**What is being asked**. Go through the material and pull out every line with the string "پیوست" in it.

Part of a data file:

+ + + + + + +

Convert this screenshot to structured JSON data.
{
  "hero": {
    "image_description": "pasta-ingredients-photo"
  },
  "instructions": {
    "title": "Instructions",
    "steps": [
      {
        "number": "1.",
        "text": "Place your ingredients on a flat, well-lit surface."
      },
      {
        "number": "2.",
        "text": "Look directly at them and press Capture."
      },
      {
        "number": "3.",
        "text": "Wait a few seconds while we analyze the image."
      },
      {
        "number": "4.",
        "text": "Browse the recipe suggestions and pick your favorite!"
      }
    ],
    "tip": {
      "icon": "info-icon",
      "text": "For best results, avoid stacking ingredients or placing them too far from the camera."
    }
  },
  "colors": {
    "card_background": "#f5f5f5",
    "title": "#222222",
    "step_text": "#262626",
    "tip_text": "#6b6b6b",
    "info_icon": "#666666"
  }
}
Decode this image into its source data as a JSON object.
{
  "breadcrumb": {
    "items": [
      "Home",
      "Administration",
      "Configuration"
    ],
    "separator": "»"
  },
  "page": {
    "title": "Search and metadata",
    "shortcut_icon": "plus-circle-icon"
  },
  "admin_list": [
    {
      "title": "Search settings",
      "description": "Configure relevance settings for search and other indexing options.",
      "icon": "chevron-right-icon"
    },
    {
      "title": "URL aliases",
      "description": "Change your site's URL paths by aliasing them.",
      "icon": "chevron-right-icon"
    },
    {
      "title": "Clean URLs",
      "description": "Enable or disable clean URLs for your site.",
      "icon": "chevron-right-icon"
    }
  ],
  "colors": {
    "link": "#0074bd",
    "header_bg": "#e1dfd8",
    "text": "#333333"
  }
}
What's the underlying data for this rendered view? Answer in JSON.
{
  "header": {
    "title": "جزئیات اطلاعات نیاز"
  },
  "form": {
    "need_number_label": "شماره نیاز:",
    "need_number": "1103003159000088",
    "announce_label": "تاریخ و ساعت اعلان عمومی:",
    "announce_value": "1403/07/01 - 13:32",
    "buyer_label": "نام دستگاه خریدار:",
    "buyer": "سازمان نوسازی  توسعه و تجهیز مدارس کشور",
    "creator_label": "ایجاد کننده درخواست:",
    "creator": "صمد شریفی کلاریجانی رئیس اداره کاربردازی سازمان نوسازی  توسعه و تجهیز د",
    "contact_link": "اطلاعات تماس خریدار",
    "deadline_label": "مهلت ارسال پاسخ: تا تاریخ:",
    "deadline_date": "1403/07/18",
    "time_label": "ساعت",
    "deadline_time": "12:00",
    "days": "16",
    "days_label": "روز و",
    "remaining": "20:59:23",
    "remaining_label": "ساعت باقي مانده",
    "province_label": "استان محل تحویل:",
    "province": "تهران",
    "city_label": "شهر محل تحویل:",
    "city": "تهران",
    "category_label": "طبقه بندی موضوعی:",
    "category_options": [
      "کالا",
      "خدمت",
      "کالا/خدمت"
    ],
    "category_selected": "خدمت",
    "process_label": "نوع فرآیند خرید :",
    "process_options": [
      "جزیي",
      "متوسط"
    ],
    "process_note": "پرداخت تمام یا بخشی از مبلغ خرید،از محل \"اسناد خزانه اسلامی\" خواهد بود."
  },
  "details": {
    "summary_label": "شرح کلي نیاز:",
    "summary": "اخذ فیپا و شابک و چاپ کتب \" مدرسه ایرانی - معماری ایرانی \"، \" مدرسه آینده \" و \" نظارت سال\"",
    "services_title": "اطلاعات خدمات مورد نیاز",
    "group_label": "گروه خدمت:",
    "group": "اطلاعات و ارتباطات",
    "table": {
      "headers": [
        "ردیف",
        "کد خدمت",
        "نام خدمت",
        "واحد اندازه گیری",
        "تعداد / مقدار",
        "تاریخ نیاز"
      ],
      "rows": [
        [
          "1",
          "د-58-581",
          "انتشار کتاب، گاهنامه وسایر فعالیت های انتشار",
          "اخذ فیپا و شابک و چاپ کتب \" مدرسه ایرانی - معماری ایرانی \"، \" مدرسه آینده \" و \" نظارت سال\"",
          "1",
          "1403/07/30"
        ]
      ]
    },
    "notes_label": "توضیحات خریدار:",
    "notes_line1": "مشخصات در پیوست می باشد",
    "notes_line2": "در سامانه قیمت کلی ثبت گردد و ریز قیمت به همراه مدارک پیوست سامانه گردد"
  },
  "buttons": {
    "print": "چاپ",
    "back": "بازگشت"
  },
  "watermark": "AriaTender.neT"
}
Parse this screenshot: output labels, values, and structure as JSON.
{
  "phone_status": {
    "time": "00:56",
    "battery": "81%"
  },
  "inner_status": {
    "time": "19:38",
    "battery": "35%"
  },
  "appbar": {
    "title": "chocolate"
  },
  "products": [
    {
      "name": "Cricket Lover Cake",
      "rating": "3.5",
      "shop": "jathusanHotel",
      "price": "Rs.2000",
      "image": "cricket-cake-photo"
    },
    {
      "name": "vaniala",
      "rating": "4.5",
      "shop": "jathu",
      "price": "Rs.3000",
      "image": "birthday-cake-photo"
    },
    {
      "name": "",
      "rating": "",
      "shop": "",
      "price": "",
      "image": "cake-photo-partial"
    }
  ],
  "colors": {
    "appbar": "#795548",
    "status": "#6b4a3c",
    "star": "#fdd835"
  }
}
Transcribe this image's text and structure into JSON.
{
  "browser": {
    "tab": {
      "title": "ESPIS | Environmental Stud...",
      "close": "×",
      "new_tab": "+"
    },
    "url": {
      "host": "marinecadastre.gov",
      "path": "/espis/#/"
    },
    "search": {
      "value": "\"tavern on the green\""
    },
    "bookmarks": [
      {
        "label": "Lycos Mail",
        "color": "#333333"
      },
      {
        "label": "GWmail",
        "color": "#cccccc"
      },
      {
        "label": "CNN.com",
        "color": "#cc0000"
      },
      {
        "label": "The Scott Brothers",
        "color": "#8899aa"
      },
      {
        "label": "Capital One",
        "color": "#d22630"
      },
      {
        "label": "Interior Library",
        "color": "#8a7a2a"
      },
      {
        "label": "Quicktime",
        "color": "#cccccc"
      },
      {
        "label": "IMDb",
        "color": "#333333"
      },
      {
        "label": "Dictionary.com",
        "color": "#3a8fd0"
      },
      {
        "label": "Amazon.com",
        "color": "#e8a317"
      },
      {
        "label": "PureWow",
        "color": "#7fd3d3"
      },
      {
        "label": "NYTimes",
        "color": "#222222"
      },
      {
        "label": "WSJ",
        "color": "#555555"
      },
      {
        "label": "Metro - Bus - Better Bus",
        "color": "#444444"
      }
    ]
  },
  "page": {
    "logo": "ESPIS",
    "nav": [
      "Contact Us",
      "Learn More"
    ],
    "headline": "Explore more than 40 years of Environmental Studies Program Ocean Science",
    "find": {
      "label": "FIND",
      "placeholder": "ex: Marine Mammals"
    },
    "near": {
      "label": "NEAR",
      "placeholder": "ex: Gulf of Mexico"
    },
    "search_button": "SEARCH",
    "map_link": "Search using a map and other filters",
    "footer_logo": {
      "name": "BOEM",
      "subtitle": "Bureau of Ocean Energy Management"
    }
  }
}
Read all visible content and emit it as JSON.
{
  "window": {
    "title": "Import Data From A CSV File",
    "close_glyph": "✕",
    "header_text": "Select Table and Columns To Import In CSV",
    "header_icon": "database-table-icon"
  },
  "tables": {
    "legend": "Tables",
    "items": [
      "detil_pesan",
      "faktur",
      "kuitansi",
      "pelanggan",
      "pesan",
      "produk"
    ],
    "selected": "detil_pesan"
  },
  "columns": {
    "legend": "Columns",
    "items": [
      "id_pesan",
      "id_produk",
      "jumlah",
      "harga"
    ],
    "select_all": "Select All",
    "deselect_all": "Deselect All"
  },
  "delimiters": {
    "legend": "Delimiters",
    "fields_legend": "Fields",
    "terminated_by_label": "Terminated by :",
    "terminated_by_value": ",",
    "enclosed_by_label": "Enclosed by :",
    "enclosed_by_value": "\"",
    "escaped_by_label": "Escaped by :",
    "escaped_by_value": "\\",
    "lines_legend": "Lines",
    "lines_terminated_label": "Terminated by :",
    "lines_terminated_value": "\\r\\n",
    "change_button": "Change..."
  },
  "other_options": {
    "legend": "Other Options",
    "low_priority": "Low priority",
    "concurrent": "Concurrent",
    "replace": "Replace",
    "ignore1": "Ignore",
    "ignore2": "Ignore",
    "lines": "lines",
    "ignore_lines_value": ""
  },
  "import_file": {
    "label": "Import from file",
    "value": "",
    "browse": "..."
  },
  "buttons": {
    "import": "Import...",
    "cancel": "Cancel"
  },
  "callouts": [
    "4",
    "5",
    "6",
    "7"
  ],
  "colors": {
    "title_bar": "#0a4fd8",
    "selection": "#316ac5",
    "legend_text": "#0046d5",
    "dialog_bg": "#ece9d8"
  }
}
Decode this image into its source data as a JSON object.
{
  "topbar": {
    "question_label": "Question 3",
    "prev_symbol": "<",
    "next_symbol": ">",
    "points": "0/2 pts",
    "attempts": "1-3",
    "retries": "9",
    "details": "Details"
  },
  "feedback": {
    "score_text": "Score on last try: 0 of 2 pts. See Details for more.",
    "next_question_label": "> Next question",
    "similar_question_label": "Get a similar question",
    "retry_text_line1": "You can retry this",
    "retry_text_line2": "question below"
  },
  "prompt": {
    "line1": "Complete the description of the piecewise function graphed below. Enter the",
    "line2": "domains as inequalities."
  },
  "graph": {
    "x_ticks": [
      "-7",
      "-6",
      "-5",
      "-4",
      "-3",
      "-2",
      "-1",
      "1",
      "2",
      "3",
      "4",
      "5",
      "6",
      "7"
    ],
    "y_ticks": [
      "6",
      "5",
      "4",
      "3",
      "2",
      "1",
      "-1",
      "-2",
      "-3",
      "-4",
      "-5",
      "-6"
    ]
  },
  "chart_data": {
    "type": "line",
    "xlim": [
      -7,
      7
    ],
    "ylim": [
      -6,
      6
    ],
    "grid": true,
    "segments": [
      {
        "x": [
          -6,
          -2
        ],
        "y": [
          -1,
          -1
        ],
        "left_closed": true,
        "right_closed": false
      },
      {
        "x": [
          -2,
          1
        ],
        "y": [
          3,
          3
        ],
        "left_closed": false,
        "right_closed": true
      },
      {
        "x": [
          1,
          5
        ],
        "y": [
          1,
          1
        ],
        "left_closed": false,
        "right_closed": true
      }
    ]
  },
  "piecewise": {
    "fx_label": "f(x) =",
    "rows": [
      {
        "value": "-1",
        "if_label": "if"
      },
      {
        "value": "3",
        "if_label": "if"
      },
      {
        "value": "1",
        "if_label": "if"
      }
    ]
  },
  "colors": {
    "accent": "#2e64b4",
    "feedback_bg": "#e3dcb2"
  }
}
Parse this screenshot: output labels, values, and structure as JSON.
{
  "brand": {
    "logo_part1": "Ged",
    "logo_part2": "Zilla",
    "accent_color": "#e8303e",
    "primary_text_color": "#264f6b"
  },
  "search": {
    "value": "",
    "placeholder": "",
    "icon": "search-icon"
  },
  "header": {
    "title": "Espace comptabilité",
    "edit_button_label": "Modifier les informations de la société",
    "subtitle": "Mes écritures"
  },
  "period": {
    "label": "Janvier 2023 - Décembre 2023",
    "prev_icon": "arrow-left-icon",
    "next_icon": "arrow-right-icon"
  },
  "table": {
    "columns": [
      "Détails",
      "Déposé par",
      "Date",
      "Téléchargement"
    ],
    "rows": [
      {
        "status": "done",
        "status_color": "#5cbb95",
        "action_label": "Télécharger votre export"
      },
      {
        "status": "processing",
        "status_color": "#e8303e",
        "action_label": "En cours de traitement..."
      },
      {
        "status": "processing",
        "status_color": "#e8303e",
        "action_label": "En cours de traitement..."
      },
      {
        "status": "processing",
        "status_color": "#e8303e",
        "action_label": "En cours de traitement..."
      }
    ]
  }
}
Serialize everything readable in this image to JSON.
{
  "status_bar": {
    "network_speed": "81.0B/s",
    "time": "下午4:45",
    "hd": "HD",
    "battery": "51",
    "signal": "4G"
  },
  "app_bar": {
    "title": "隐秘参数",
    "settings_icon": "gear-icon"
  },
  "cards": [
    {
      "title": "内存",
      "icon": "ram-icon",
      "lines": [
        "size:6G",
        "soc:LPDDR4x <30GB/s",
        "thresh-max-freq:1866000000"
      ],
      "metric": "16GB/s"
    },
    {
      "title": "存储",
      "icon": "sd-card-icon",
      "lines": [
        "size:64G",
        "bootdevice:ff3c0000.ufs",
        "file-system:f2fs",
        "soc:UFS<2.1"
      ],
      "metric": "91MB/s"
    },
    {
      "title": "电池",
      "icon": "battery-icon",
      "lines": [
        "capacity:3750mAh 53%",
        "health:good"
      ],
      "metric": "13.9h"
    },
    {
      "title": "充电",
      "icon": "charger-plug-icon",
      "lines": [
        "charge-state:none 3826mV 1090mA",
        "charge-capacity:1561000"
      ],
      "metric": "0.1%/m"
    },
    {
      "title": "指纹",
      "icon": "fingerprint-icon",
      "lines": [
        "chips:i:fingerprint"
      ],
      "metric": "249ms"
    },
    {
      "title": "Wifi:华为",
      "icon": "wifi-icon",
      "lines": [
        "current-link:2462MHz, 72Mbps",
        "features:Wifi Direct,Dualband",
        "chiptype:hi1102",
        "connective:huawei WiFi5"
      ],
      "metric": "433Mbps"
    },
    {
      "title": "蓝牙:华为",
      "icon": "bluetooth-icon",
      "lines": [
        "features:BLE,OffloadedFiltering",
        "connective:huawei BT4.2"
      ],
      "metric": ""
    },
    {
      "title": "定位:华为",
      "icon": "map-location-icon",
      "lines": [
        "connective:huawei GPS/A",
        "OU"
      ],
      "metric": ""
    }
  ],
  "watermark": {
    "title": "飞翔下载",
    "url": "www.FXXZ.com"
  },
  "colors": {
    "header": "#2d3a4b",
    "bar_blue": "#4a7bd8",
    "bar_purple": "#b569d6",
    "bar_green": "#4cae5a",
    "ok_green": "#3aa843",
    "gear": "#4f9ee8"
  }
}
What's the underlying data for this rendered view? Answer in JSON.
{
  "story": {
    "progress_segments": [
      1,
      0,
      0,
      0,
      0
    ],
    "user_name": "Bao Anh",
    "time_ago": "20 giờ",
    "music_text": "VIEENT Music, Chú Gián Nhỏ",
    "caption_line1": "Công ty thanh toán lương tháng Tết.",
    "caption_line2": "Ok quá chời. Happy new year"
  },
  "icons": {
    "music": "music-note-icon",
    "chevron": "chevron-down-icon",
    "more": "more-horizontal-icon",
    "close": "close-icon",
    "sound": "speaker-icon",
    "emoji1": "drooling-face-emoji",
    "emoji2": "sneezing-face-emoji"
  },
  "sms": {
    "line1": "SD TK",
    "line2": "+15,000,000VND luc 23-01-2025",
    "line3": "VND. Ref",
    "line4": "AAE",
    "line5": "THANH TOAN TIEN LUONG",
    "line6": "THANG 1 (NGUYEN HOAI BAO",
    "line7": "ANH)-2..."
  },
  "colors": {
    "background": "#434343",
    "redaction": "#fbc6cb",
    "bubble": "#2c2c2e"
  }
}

+ + + + + + +

**Exercise result**.
    "notes_line1": "مشخصات در پیوست می باشد",
    "notes_line2": "در سامانه قیمت کلی ثبت گردد و ریز قیمت به همراه مدارک پیوست سامانه گردد"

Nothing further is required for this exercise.